>> start Stored data
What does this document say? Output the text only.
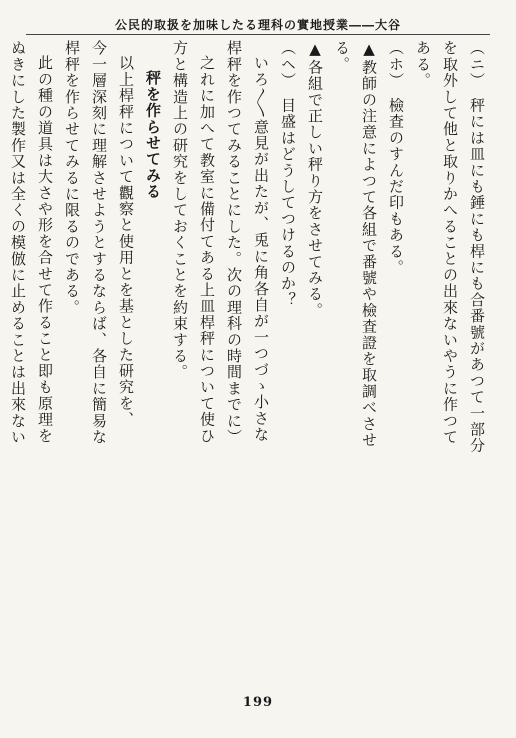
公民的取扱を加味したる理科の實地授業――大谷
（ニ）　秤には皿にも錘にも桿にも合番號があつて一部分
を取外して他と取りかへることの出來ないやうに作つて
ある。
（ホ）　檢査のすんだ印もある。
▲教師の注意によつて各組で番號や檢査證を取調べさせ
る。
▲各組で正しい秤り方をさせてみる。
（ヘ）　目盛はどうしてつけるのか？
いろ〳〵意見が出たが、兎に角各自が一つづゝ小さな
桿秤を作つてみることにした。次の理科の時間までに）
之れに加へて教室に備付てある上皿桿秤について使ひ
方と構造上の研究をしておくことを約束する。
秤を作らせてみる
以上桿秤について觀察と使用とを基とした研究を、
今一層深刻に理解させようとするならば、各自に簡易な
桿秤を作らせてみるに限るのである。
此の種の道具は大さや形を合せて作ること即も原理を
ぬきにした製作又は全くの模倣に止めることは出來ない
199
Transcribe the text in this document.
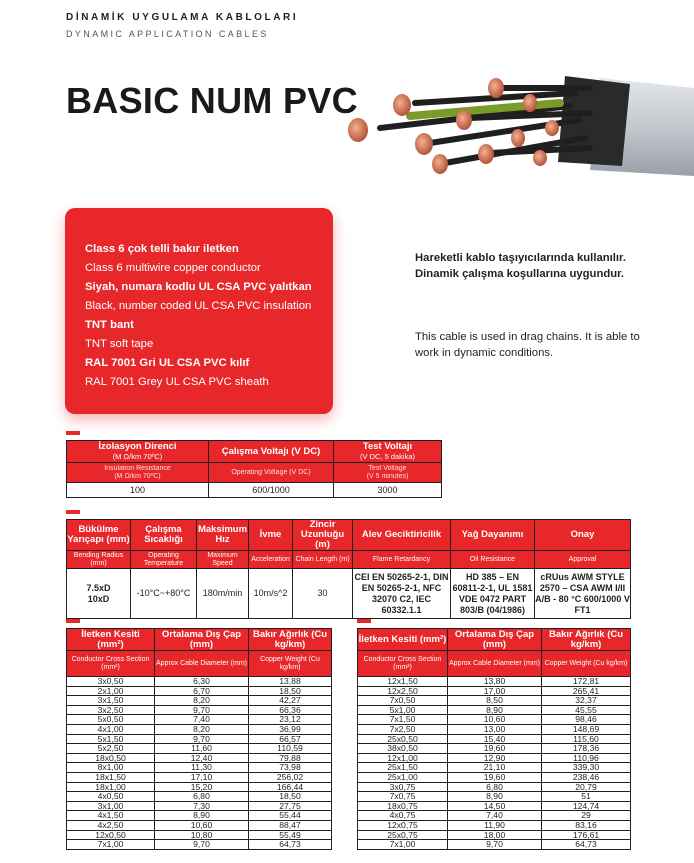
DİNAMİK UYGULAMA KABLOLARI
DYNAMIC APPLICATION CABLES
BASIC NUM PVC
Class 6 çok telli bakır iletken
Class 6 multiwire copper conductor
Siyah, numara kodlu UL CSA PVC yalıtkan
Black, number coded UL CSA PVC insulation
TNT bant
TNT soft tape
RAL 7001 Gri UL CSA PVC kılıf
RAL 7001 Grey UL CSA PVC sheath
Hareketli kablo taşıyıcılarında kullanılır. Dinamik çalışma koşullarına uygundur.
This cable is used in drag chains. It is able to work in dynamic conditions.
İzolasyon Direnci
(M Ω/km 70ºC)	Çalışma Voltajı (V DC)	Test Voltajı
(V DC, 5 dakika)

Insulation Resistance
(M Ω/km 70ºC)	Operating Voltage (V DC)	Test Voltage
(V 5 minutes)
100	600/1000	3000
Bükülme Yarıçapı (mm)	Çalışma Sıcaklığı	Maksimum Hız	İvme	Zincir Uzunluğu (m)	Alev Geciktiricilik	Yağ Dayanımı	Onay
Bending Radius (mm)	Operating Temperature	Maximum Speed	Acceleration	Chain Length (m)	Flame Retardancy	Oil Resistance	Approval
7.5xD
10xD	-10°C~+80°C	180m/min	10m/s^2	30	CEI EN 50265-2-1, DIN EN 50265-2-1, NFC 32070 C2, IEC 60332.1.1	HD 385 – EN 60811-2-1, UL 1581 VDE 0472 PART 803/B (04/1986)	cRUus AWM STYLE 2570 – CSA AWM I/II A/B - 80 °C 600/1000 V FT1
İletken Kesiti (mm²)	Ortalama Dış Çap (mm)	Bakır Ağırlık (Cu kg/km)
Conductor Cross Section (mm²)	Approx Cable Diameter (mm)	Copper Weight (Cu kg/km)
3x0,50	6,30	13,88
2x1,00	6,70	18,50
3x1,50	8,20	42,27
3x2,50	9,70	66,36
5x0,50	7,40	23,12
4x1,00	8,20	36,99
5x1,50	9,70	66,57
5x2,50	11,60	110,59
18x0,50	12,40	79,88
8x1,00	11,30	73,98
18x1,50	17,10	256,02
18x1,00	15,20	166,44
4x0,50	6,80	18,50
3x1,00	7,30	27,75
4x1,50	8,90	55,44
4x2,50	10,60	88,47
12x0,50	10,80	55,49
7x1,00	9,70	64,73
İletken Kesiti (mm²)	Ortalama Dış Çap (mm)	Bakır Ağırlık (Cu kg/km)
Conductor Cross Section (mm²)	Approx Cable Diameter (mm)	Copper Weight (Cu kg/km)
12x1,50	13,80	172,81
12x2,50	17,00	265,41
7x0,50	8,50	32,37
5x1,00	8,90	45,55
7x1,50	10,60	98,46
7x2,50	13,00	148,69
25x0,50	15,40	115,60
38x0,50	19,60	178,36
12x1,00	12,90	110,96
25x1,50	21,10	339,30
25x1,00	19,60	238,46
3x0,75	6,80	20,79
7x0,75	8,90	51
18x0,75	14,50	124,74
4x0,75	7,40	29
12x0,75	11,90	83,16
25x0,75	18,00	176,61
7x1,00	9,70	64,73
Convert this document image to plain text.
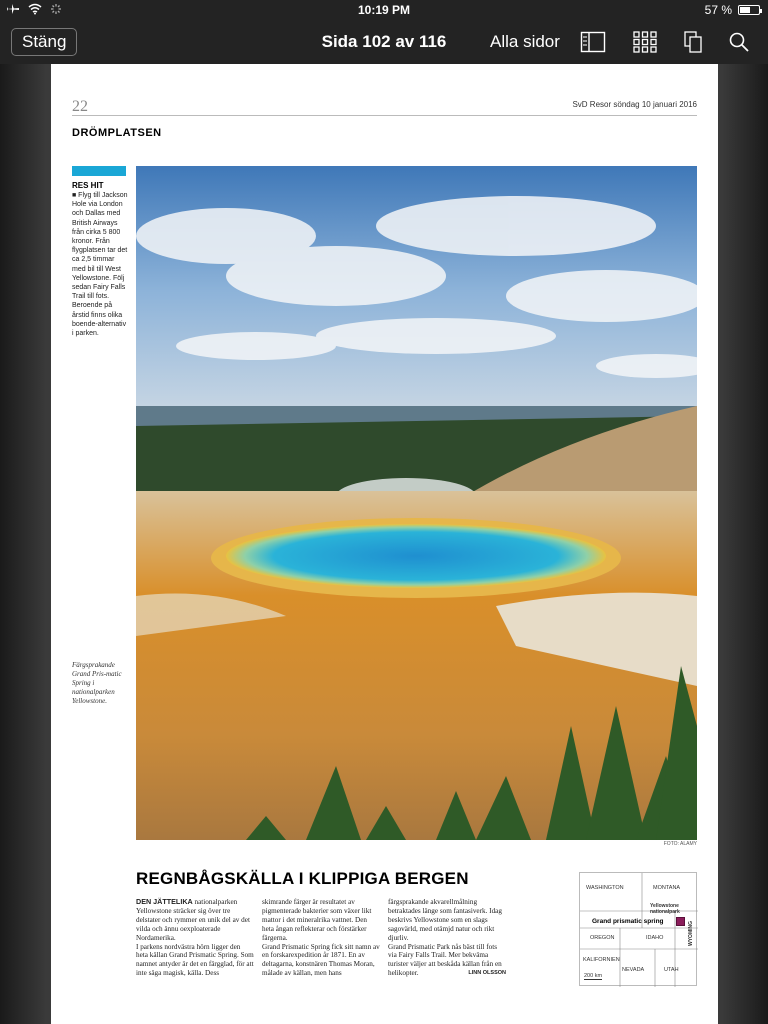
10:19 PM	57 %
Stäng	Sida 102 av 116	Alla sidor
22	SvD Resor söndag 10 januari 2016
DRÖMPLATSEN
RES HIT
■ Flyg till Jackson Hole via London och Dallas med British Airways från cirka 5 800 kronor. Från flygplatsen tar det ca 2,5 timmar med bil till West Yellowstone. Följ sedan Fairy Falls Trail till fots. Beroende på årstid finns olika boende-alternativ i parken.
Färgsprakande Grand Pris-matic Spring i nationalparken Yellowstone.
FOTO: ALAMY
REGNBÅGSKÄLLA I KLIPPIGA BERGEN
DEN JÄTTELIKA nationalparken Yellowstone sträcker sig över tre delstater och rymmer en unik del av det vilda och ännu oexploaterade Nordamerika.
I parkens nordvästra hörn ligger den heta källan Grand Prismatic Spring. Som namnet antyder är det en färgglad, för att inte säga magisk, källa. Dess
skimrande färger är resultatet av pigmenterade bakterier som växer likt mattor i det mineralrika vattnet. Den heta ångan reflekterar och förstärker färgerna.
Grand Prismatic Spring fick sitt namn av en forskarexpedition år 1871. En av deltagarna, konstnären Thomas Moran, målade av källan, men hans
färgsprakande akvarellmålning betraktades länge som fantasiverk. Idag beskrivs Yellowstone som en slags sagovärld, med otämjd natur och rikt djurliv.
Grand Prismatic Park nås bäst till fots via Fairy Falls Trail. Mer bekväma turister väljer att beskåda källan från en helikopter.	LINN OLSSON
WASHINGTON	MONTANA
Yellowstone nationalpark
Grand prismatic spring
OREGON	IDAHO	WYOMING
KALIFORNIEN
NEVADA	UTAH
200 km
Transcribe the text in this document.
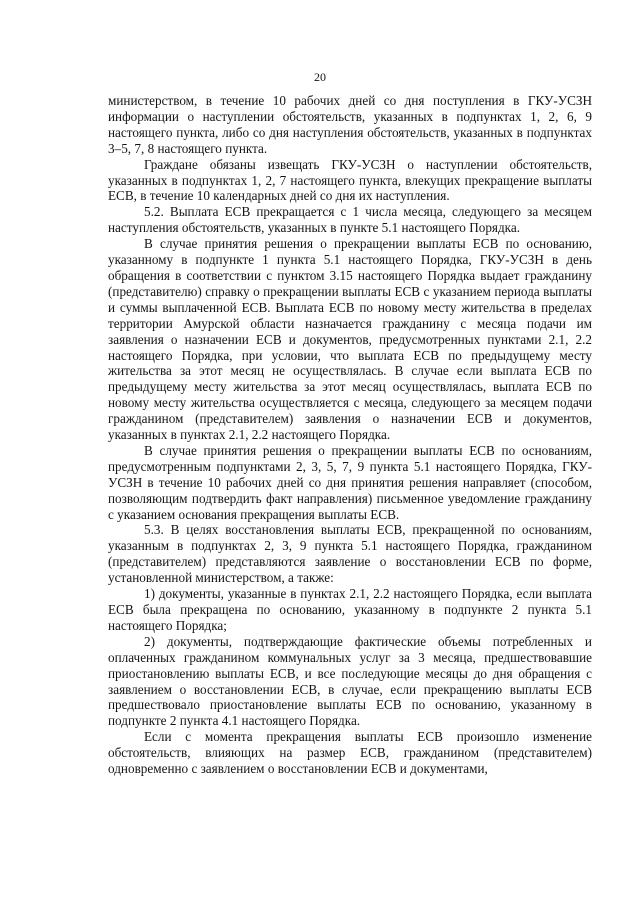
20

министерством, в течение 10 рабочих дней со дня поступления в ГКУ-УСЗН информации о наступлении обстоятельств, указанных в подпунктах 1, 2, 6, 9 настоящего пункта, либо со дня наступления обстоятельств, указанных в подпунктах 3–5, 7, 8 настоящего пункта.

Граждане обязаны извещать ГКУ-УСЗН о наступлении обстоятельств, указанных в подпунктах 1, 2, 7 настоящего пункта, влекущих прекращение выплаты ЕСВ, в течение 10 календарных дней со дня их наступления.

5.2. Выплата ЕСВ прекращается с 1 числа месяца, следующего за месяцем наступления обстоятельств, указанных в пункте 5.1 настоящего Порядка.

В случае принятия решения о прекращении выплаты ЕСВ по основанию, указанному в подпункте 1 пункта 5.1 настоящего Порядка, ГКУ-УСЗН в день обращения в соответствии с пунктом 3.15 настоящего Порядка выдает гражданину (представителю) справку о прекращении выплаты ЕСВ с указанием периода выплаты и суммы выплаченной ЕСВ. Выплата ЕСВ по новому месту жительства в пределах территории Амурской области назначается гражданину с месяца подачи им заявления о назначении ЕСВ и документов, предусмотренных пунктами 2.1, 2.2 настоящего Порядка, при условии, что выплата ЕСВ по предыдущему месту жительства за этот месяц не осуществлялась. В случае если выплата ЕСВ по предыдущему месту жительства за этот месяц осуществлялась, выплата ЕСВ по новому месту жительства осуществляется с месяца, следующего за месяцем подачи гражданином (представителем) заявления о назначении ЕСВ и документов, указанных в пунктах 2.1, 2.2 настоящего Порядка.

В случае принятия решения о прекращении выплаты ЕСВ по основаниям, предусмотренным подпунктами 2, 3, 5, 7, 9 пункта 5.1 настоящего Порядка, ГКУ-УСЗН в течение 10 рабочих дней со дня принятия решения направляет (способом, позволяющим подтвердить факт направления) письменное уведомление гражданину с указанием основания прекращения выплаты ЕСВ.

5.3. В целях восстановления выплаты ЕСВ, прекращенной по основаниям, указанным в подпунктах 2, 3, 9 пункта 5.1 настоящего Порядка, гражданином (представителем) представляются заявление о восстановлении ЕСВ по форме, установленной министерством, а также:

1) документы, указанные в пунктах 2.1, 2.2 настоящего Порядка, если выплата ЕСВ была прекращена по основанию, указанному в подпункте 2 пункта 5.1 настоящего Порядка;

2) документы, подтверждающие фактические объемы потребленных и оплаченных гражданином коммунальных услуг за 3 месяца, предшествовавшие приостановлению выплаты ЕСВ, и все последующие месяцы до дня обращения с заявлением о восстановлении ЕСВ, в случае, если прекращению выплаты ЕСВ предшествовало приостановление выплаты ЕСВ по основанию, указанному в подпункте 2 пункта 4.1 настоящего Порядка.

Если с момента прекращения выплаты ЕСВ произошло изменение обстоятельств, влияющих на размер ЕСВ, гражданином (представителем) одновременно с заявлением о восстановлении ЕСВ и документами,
>> end Stored data
**Task prompt**
Copy each line holding the word "Operating" from the listing above.

**Output below**
(M Ω/km 70ºC)	Operating Voltage (V DC)	Test Voltage
Bending Radius (mm)	Operating Temperature	Maximum Speed	Acceleration	Chain Length (m)	Flame Retardancy	Oil Resistance	Approval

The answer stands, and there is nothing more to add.